▶ GIVEN TASK
Leave the pictures out and print every record below exactly as it stands.

··· SUPPLIED INFORMATION ···

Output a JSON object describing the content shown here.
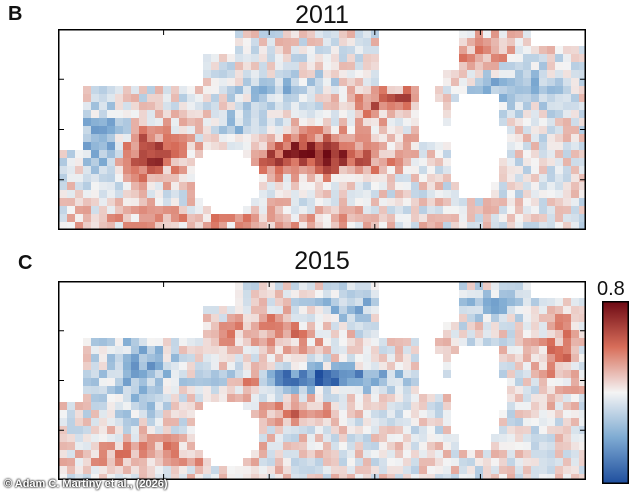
{
  "figure": {
    "credit": "© Adam C. Martiny et al., (2026)",
    "colorbar_max_label": "0.8",
    "colors": {
      "low": "#1f4e9e",
      "mid": "#f4f4f4",
      "high": "#6e0a14",
      "land": "#ffffff",
      "frame": "#000000"
    }
  },
  "chart_data": [
    {
      "type": "heatmap",
      "panel_letter": "B",
      "title": "2011",
      "xlabel": "",
      "ylabel": "",
      "grid": false,
      "value_max": 0.8,
      "features": [
        {
          "pattern": "tropical Pacific warm anomaly tongue (red)",
          "sign": "positive"
        },
        {
          "pattern": "Indian Ocean subtropical red patch",
          "sign": "positive"
        },
        {
          "pattern": "North Pacific red band",
          "sign": "positive"
        },
        {
          "pattern": "West Pacific / Indian coast blue",
          "sign": "negative"
        },
        {
          "pattern": "North Atlantic blue band",
          "sign": "negative"
        }
      ]
    },
    {
      "type": "heatmap",
      "panel_letter": "C",
      "title": "2015",
      "xlabel": "",
      "ylabel": "",
      "grid": false,
      "value_max": 0.8,
      "colorbar": {
        "position": "right",
        "max_label": "0.8"
      },
      "features": [
        {
          "pattern": "equatorial Pacific strong blue band",
          "sign": "negative"
        },
        {
          "pattern": "Indian Ocean blue",
          "sign": "negative"
        },
        {
          "pattern": "Southwest Pacific red diagonal",
          "sign": "positive"
        },
        {
          "pattern": "Atlantic mixed red/blue",
          "sign": "mixed"
        }
      ]
    }
  ]
}
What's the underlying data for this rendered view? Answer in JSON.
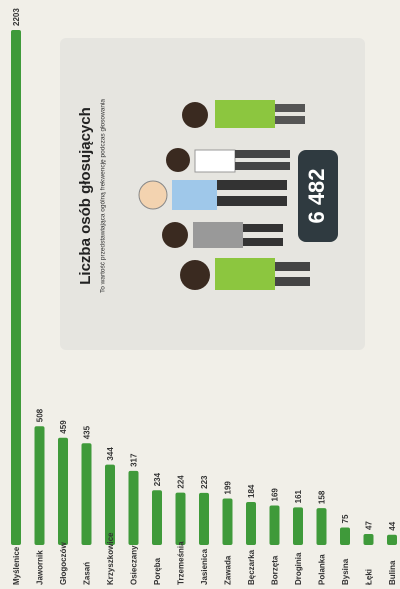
{
  "chart_data": {
    "type": "bar",
    "title": "Liczba osób głosujących",
    "subtitle": "To wartość przedstawiająca ogólną frekwencję podczas głosowania",
    "annotation": "6 482",
    "categories": [
      "Myślenice",
      "Jawornik",
      "Głogoczów",
      "Zasań",
      "Krzyszkowice",
      "Osieczany",
      "Poręba",
      "Trzemeśnia",
      "Jasienica",
      "Zawada",
      "Bęczarka",
      "Borzęta",
      "Droginia",
      "Polanka",
      "Bysina",
      "Łęki",
      "Bulina"
    ],
    "values": [
      2203,
      508,
      459,
      435,
      344,
      317,
      234,
      224,
      223,
      199,
      184,
      169,
      161,
      158,
      75,
      47,
      44
    ],
    "color": "#3f9a3a",
    "ylim": [
      0,
      2250
    ]
  }
}
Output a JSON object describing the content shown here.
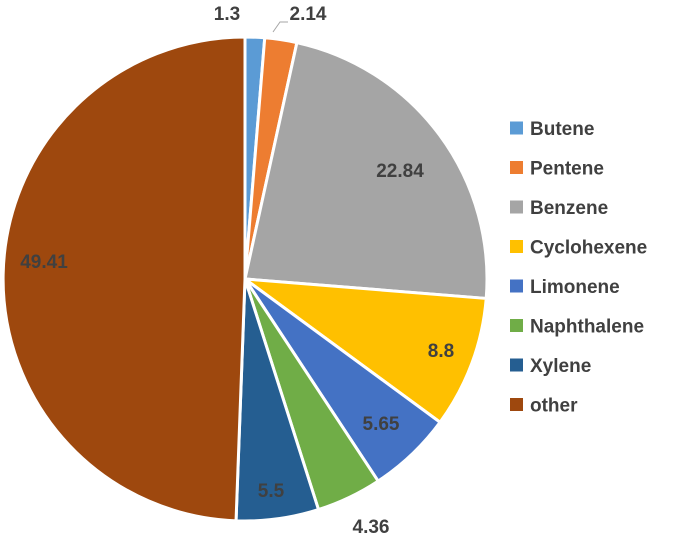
{
  "chart_data": {
    "type": "pie",
    "title": "",
    "legend_position": "right",
    "series": [
      {
        "name": "Butene",
        "value": 1.3,
        "label": "1.3",
        "color": "#5B9BD5"
      },
      {
        "name": "Pentene",
        "value": 2.14,
        "label": "2.14",
        "color": "#ED7D31"
      },
      {
        "name": "Benzene",
        "value": 22.84,
        "label": "22.84",
        "color": "#A5A5A5"
      },
      {
        "name": "Cyclohexene",
        "value": 8.8,
        "label": "8.8",
        "color": "#FFC000"
      },
      {
        "name": "Limonene",
        "value": 5.65,
        "label": "5.65",
        "color": "#4472C4"
      },
      {
        "name": "Naphthalene",
        "value": 4.36,
        "label": "4.36",
        "color": "#70AD47"
      },
      {
        "name": "Xylene",
        "value": 5.5,
        "label": "5.5",
        "color": "#255E91"
      },
      {
        "name": "other",
        "value": 49.41,
        "label": "49.41",
        "color": "#9E480E"
      }
    ]
  }
}
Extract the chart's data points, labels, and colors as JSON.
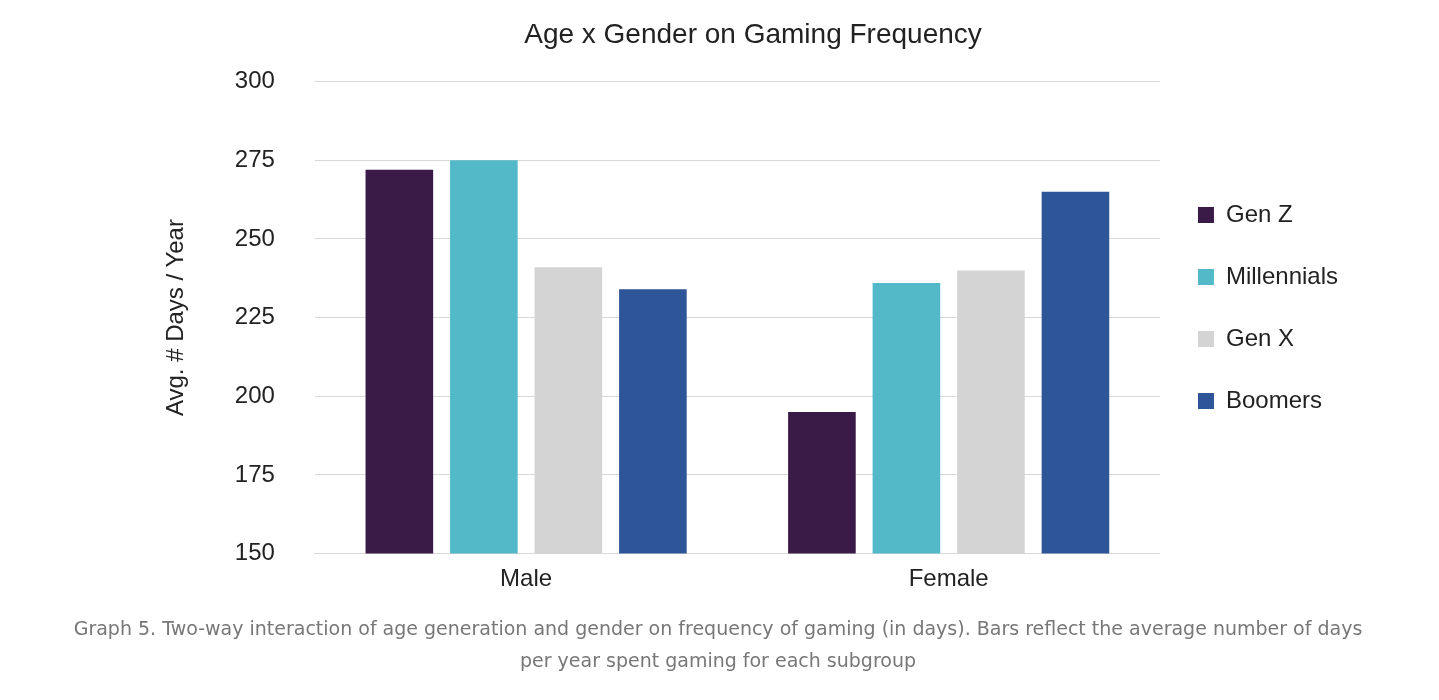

···

▶ TASK RESPONSE
Output a JSON object describing the content shown here.
{
  "figure": {
    "credit": "© Adam C. Martiny et al., (2026)",
    "colorbar_max_label": "0.8",
    "colors": {
      "low": "#1f4e9e",
      "mid": "#f4f4f4",
      "high": "#6e0a14",
      "land": "#ffffff",
      "frame": "#000000"
    }
  },
  "chart_data": [
    {
      "type": "heatmap",
      "panel_letter": "B",
      "title": "2011",
      "xlabel": "",
      "ylabel": "",
      "grid": false,
      "value_max": 0.8,
      "features": [
        {
          "pattern": "tropical Pacific warm anomaly tongue (red)",
          "sign": "positive"
        },
        {
          "pattern": "Indian Ocean subtropical red patch",
          "sign": "positive"
        },
        {
          "pattern": "North Pacific red band",
          "sign": "positive"
        },
        {
          "pattern": "West Pacific / Indian coast blue",
          "sign": "negative"
        },
        {
          "pattern": "North Atlantic blue band",
          "sign": "negative"
        }
      ]
    },
    {
      "type": "heatmap",
      "panel_letter": "C",
      "title": "2015",
      "xlabel": "",
      "ylabel": "",
      "grid": false,
      "value_max": 0.8,
      "colorbar": {
        "position": "right",
        "max_label": "0.8"
      },
      "features": [
        {
          "pattern": "equatorial Pacific strong blue band",
          "sign": "negative"
        },
        {
          "pattern": "Indian Ocean blue",
          "sign": "negative"
        },
        {
          "pattern": "Southwest Pacific red diagonal",
          "sign": "positive"
        },
        {
          "pattern": "Atlantic mixed red/blue",
          "sign": "mixed"
        }
      ]
    }
  ]
}
What's the underlying data for this rendered view? Answer in JSON.
{
  "chart_data": {
    "type": "bar",
    "title": "Liczba osób głosujących",
    "subtitle": "To wartość przedstawiająca ogólną frekwencję podczas głosowania",
    "annotation": "6 482",
    "categories": [
      "Myślenice",
      "Jawornik",
      "Głogoczów",
      "Zasań",
      "Krzyszkowice",
      "Osieczany",
      "Poręba",
      "Trzemeśnia",
      "Jasienica",
      "Zawada",
      "Bęczarka",
      "Borzęta",
      "Droginia",
      "Polanka",
      "Bysina",
      "Łęki",
      "Bulina"
    ],
    "values": [
      2203,
      508,
      459,
      435,
      344,
      317,
      234,
      224,
      223,
      199,
      184,
      169,
      161,
      158,
      75,
      47,
      44
    ],
    "color": "#3f9a3a",
    "ylim": [
      0,
      2250
    ]
  }
}
Output a JSON object describing the content shown here.
{
  "chart_data": {
    "type": "pie",
    "title": "",
    "legend_position": "right",
    "series": [
      {
        "name": "Butene",
        "value": 1.3,
        "label": "1.3",
        "color": "#5B9BD5"
      },
      {
        "name": "Pentene",
        "value": 2.14,
        "label": "2.14",
        "color": "#ED7D31"
      },
      {
        "name": "Benzene",
        "value": 22.84,
        "label": "22.84",
        "color": "#A5A5A5"
      },
      {
        "name": "Cyclohexene",
        "value": 8.8,
        "label": "8.8",
        "color": "#FFC000"
      },
      {
        "name": "Limonene",
        "value": 5.65,
        "label": "5.65",
        "color": "#4472C4"
      },
      {
        "name": "Naphthalene",
        "value": 4.36,
        "label": "4.36",
        "color": "#70AD47"
      },
      {
        "name": "Xylene",
        "value": 5.5,
        "label": "5.5",
        "color": "#255E91"
      },
      {
        "name": "other",
        "value": 49.41,
        "label": "49.41",
        "color": "#9E480E"
      }
    ]
  }
}
Extract the chart's data points, labels, and colors as JSON.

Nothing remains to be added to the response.